:: Work to do ::
Search the records below for the word "πολλάκις" and show every line where it occurs.

:: Records for this task ::
----------

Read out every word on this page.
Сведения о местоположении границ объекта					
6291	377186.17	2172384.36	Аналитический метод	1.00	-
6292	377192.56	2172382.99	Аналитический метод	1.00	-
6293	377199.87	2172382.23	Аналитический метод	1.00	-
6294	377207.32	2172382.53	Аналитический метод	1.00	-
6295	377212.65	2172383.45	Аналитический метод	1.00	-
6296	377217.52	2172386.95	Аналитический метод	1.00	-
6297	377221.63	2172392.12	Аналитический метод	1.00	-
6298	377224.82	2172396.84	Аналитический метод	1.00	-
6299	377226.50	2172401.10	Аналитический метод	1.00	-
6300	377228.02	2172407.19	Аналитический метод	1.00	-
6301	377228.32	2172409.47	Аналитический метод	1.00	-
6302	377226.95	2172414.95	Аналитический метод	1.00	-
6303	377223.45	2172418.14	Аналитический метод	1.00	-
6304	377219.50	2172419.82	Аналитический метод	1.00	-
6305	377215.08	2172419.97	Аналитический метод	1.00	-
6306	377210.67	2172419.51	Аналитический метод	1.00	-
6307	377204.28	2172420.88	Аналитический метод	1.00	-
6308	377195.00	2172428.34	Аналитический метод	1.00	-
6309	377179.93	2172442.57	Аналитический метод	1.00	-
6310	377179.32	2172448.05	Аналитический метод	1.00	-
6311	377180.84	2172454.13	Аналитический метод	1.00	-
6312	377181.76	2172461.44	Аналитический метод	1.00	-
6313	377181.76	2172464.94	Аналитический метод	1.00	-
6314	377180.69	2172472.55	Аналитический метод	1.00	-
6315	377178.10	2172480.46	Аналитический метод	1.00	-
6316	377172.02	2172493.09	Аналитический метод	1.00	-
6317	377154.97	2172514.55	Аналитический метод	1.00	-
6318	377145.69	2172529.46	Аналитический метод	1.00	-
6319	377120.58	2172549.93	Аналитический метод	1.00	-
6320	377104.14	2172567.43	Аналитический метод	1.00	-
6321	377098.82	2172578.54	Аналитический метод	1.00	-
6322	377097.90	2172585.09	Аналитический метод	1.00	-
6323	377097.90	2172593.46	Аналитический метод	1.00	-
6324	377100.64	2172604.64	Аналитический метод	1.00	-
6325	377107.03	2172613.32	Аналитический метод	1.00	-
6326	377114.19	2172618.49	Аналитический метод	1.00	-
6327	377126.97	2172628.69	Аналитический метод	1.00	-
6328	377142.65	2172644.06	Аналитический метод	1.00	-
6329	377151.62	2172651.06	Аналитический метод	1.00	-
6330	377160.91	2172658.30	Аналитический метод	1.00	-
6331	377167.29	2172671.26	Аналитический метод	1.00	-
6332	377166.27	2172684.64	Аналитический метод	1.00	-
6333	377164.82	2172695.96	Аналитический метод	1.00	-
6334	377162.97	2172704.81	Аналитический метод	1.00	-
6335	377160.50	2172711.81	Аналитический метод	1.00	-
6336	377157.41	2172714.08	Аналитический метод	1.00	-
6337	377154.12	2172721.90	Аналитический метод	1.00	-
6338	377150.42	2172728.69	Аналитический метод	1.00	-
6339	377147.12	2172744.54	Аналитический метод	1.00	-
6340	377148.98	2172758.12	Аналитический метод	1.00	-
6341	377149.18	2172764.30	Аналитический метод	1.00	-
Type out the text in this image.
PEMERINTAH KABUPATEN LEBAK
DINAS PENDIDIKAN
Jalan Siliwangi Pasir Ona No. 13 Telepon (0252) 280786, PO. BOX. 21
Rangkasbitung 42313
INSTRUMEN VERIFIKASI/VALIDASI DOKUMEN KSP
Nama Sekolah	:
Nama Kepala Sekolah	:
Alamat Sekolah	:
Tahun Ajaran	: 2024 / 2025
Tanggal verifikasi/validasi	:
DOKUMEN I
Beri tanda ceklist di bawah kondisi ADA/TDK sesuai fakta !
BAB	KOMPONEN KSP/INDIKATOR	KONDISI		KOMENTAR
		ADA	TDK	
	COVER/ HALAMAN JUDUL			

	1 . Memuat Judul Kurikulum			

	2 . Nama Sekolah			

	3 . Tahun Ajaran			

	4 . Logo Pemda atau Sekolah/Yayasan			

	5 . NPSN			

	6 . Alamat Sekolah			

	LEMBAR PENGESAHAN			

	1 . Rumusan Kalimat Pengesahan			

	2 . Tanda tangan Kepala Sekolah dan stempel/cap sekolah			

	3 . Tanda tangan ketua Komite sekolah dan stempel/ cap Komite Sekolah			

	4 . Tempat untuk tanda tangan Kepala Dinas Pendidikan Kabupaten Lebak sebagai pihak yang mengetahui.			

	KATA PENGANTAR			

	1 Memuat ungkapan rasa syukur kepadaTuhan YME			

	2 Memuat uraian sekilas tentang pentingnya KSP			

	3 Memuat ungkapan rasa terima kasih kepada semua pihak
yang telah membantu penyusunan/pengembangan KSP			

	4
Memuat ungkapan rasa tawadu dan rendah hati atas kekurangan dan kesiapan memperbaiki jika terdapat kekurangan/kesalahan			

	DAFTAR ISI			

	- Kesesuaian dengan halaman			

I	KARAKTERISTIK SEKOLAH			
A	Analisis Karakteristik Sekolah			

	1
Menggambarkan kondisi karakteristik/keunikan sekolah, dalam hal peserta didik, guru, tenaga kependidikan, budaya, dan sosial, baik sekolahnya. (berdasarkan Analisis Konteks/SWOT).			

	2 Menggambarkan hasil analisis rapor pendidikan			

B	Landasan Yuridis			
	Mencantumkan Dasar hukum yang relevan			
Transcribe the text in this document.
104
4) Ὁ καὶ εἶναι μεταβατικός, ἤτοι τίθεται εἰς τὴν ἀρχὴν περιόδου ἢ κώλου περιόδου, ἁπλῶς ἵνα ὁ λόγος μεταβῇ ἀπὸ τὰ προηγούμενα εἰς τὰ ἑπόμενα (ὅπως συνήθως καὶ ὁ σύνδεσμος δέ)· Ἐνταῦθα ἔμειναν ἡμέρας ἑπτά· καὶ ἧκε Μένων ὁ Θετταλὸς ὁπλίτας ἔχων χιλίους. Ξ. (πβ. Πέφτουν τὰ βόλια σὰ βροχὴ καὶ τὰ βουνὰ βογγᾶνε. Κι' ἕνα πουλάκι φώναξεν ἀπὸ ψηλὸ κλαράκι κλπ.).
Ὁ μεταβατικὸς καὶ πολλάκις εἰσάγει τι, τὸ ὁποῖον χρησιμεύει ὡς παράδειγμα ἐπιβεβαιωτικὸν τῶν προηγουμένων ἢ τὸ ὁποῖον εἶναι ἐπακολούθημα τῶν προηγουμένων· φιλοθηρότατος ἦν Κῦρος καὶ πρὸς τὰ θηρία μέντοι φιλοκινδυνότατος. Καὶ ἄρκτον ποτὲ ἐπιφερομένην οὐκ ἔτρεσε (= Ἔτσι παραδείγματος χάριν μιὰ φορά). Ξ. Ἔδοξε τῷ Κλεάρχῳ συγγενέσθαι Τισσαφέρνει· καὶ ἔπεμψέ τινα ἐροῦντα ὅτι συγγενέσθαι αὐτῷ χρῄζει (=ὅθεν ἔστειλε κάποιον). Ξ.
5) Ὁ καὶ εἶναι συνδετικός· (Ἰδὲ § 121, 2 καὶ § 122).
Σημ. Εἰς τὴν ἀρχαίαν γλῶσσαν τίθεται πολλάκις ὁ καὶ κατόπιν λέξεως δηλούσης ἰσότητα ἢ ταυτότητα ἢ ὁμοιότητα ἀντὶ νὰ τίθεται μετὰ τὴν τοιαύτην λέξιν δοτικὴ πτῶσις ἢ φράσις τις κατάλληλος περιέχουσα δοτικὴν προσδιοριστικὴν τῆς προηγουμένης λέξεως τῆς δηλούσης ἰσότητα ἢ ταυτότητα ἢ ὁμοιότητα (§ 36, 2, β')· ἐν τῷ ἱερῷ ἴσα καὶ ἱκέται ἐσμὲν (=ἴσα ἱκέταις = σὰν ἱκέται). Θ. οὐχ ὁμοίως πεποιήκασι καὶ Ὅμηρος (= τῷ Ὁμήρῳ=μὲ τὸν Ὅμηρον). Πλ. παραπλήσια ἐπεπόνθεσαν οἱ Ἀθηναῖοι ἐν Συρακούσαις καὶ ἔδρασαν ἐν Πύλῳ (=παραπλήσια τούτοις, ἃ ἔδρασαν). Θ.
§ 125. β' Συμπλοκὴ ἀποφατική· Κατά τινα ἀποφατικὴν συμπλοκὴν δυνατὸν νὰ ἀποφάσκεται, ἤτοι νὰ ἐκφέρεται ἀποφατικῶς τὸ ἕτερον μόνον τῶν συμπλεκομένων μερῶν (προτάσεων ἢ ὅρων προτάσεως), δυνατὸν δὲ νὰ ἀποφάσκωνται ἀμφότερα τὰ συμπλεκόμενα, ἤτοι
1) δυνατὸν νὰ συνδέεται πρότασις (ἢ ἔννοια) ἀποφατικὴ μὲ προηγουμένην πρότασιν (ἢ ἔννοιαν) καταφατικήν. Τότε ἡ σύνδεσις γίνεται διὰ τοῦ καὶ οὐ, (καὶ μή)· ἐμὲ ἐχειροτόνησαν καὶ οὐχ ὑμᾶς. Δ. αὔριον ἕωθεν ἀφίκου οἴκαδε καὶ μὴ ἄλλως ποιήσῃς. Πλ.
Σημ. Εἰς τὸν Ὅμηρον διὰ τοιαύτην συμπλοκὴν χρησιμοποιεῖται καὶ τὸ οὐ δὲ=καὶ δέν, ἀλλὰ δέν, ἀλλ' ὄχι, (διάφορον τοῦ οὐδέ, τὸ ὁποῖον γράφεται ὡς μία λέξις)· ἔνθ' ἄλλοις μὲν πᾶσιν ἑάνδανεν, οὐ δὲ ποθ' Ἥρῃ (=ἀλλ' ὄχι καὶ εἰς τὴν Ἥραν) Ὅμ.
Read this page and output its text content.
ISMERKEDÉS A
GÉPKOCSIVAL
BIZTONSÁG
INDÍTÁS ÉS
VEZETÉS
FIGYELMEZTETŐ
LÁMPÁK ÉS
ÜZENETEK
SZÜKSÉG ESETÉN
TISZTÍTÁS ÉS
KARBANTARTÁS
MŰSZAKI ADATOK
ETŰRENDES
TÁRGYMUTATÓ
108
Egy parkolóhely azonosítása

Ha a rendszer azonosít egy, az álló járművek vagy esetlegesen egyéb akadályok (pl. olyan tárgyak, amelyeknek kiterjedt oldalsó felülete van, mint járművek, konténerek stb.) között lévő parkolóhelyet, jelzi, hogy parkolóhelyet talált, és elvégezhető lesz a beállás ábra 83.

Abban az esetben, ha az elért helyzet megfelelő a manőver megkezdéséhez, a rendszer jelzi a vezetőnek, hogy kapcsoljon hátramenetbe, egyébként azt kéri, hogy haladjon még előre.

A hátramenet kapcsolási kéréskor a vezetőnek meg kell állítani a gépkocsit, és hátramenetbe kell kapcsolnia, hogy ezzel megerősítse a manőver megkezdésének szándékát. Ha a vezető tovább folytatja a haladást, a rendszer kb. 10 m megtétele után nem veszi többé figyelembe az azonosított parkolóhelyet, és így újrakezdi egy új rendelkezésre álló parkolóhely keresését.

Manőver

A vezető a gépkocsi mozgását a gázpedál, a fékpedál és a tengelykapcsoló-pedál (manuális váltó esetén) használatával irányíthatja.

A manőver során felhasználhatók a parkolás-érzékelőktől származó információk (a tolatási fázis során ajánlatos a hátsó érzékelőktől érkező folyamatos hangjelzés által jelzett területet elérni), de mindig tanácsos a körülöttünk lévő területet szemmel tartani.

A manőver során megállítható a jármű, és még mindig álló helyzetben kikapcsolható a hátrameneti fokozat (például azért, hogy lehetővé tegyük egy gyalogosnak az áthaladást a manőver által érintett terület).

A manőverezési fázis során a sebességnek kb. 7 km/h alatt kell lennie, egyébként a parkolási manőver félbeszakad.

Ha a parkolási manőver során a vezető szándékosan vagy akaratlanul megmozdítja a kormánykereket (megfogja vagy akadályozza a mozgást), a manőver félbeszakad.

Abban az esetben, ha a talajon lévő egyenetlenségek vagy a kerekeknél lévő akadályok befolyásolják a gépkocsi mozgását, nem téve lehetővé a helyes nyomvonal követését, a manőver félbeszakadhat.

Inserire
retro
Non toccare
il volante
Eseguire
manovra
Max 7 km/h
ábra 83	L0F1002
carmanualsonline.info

----------

:: Finished task ::
Ὁ μεταβατικὸς καὶ πολλάκις εἰσάγει τι, τὸ ὁποῖον χρησιμεύει ὡς παράδειγμα ἐπιβεβαιωτικὸν τῶν προηγουμένων ἢ τὸ ὁποῖον εἶναι ἐπακολούθημα τῶν προηγουμένων· φιλοθηρότατος ἦν Κῦρος καὶ πρὸς τὰ θηρία μέντοι φιλοκινδυνότατος. Καὶ ἄρκτον ποτὲ ἐπιφερομένην οὐκ ἔτρεσε (= Ἔτσι παραδείγματος χάριν μιὰ φορά). Ξ. Ἔδοξε τῷ Κλεάρχῳ συγγενέσθαι Τισσαφέρνει· καὶ ἔπεμψέ τινα ἐροῦντα ὅτι συγγενέσθαι αὐτῷ χρῄζει (=ὅθεν ἔστειλε κάποιον). Ξ.
Σημ. Εἰς τὴν ἀρχαίαν γλῶσσαν τίθεται πολλάκις ὁ καὶ κατόπιν λέξεως δηλούσης ἰσότητα ἢ ταυτότητα ἢ ὁμοιότητα ἀντὶ νὰ τίθεται μετὰ τὴν τοιαύτην λέξιν δοτικὴ πτῶσις ἢ φράσις τις κατάλληλος περιέχουσα δοτικὴν προσδιοριστικὴν τῆς προηγουμένης λέξεως τῆς δηλούσης ἰσότητα ἢ ταυτότητα ἢ ὁμοιότητα (§ 36, 2, β')· ἐν τῷ ἱερῷ ἴσα καὶ ἱκέται ἐσμὲν (=ἴσα ἱκέταις = σὰν ἱκέται). Θ. οὐχ ὁμοίως πεποιήκασι καὶ Ὅμηρος (= τῷ Ὁμήρῳ=μὲ τὸν Ὅμηρον). Πλ. παραπλήσια ἐπεπόνθεσαν οἱ Ἀθηναῖοι ἐν Συρακούσαις καὶ ἔδρασαν ἐν Πύλῳ (=παραπλήσια τούτοις, ἃ ἔδρασαν). Θ.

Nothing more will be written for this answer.